# PROBLEM DESCRIPTION
Pull every line of the entries that has the word "另一方面".

START RAW RECORDS

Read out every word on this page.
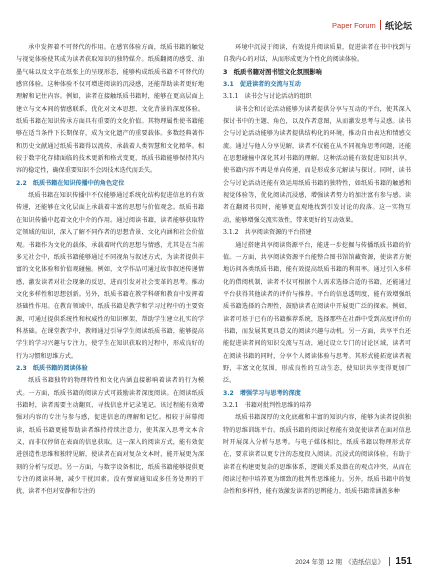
Paper Forum 纸论坛

承中发挥着不可替代的作用。在感官体验方面，纸质书籍的触觉与视觉体验使其成为读者获取知识的独特媒介。纸质翻阅的感受、油墨气味以及文字在纸张上的呈现形态，能够构成纸质书籍不可替代的感官体验。这种体验不仅可增进阅读的沉浸感，还能帮助读者更好地理解和记住内容。例如，读者在接触纸质书籍时，能够在更高层面上建立与文本间的情感联系，优化对文本思想、文化背景的深度体验。纸质书籍在知识传承方面具有重要的文化价值。其物理属性使书籍能够在适当条件下长期保存，成为文化遗产的重要载体。多数经典著作和历史文献通过纸质书籍得以流传，承载着人类智慧和文化精华。相较于数字化存储面临的技术更新和格式变更，纸质书籍能够保持其内容的稳定性，确保重要知识不会因技术迭代而丢失。

2.2　纸质书籍在知识传播中的角色定位

纸质书籍在知识传播中不仅能够通过系统化结构促进信息的有效传递，还能够在文化层面上承载着丰富的思想与价值观念。纸质书籍在知识传播中起着文化中介的作用。通过阅读书籍，读者能够获取特定领域的知识，深入了解不同作者的思想背景、文化内涵和社会价值观。书籍作为文化的载体，承载着时代的思想与情感，尤其是在当前多元社会中，纸质书籍能够通过不同视角与叙述方式，为读者提供丰富的文化体验和价值观碰撞。例如，文学作品可通过故事叙述传递情感，激发读者对社会现象的反思，进而引发对社会变革的思考。推动文化多样性和思想创新。另外，纸质书籍在教学科研和教育中发挥着基础性作用。在教育领域中，纸质书籍是教学和学习过程中的主要资源，可通过提供系统性和权威性的知识框架，帮助学生建立扎实的学科基础。在课堂教学中，教师通过引导学生阅读纸质书籍，能够提高学生的学习兴趣与专注力，使学生在知识获取的过程中，形成良好的行为习惯和思维方式。

2.3　纸质书籍的阅读体验

纸质书籍独特的物理特性和文化内涵直接影响着读者的行为模式。一方面，纸质书籍的阅读方式可鼓励读者深度阅读。在阅读纸质书籍时，读者需要主动翻页、寻找信息并记录笔记。该过程能有效增强对内容的专注与参与感，促进信息的理解和记忆。相较于屏幕阅读，纸质书籍更能帮助读者维持持续注意力，使其深入思考文本含义，而非仅停留在表面的信息获取。这一深入的阅读方式，能有效促进创造性思维和独特见解，使读者在面对复杂文本时，能开展更为深刻的分析与反思。另一方面，与数字设备相比，纸质书籍能够提供更专注的阅读环境，减少干扰因素。没有弹窗通知或多任务处理的干扰，读者不但对安静和专注的

环境中沉浸于阅读，有效提升阅读质量，促进读者在书中找到与自我内心的对话，从而形成更为个性化的阅读体验。

3　纸质书籍对图书馆文化氛围影响
3.1　促进读者的交流与互动
3.1.1　读书会与讨论活动的组织

读书会和讨论活动能够为读者提供分享与互动的平台，使其深入探讨书中的主题、角色，以及作者意图，从而激发思考与灵感。读书会与讨论活动能够为读者提供结构化的环境，推动自由表达和情感交流。通过与他人分享见解，读者不仅能在从不同视角思考问题，还能在思想碰撞中深化其对书籍的理解。这种活动能有效促进知识共享，使书籍内容不再是单向传递，而是形成多元解读与探讨。同时，读书会与讨论活动还能有效运用纸质书籍的独特性，如纸质书籍的触感和视觉体验等，优化阅读沉浸感，增强读者努力的加注富有参与感。读者在翻阅书页时，能够更直观地找到引发讨论的段落。这一实物互动，能够增强交流实效性，带来更好的互动效果。

3.1.2　共享阅读资源的平台搭建

通过搭建共享阅读资源平台，能进一步挖掘与传播纸质书籍的价值。一方面，共享阅读资源平台能整合图书馆馆藏资源，使读者方便地访问各类纸质书籍，能有效提高纸质书籍的利用率。通过引入多样化的借阅机制，读者不仅可根据个人需求选择合适的书籍，还能通过平台获得其他读者的评价与推荐。平台的信息透明度，能有效增强纸质书籍选择的合理性，鼓励读者在阅读中开展更广泛的探索。例如，读者可基于已有的书籍推荐系统，选择那些在社群中受到高度评价的书籍，而发展其更具意义的阅读兴趣与动机。另一方面，共享平台还能促进读者间的知识交流与互动，通过设立专门的讨论区域，读者可在阅读书籍的同时，分享个人阅读体验与思考。其形式能拓宽读者视野，丰富文化氛围，形成良性的互动生态，使知识共享变得更加广泛。

3.2　增强学习与思考的深度
3.2.1　书籍对批判性思维的培养

纸质书籍深厚的文化底蕴和丰富的知识内容，能够为读者提供独特的思维训练平台。纸质书籍的阅读过程能有效促使读者在面对信息时开展深入分析与思考。与电子媒体相比，纸质书籍以物理形式存在，要求读者以更专注的态度投入阅读。沉浸式的阅读体验，有助于读者在构建更复杂的思维体系，逻辑关系及潜在的观点冲突，从而在阅读过程中培养更为细致的批判性思维能力。另外，纸质书籍中的复杂性和多样性，能有效激发读者的思辨能力。纸质书籍常涵盖多种

2024 年第 12 期　《造纸信息》 151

END RAW RECORDS

# OUTPUT OF THE EXERCISE
纸质书籍独特的物理特性和文化内涵直接影响着读者的行为模式。一方面，纸质书籍的阅读方式可鼓励读者深度阅读。在阅读纸质书籍时，读者需要主动翻页、寻找信息并记录笔记。该过程能有效增强对内容的专注与参与感，促进信息的理解和记忆。相较于屏幕阅读，纸质书籍更能帮助读者维持持续注意力，使其深入思考文本含义，而非仅停留在表面的信息获取。这一深入的阅读方式，能有效促进创造性思维和独特见解，使读者在面对复杂文本时，能开展更为深刻的分析与反思。另一方面，与数字设备相比，纸质书籍能够提供更专注的阅读环境，减少干扰因素。没有弹窗通知或多任务处理的干扰，读者不但对安静和专注的
通过搭建共享阅读资源平台，能进一步挖掘与传播纸质书籍的价值。一方面，共享阅读资源平台能整合图书馆馆藏资源，使读者方便地访问各类纸质书籍，能有效提高纸质书籍的利用率。通过引入多样化的借阅机制，读者不仅可根据个人需求选择合适的书籍，还能通过平台获得其他读者的评价与推荐。平台的信息透明度，能有效增强纸质书籍选择的合理性，鼓励读者在阅读中开展更广泛的探索。例如，读者可基于已有的书籍推荐系统，选择那些在社群中受到高度评价的书籍，而发展其更具意义的阅读兴趣与动机。另一方面，共享平台还能促进读者间的知识交流与互动，通过设立专门的讨论区域，读者可在阅读书籍的同时，分享个人阅读体验与思考。其形式能拓宽读者视野，丰富文化氛围，形成良性的互动生态，使知识共享变得更加广泛。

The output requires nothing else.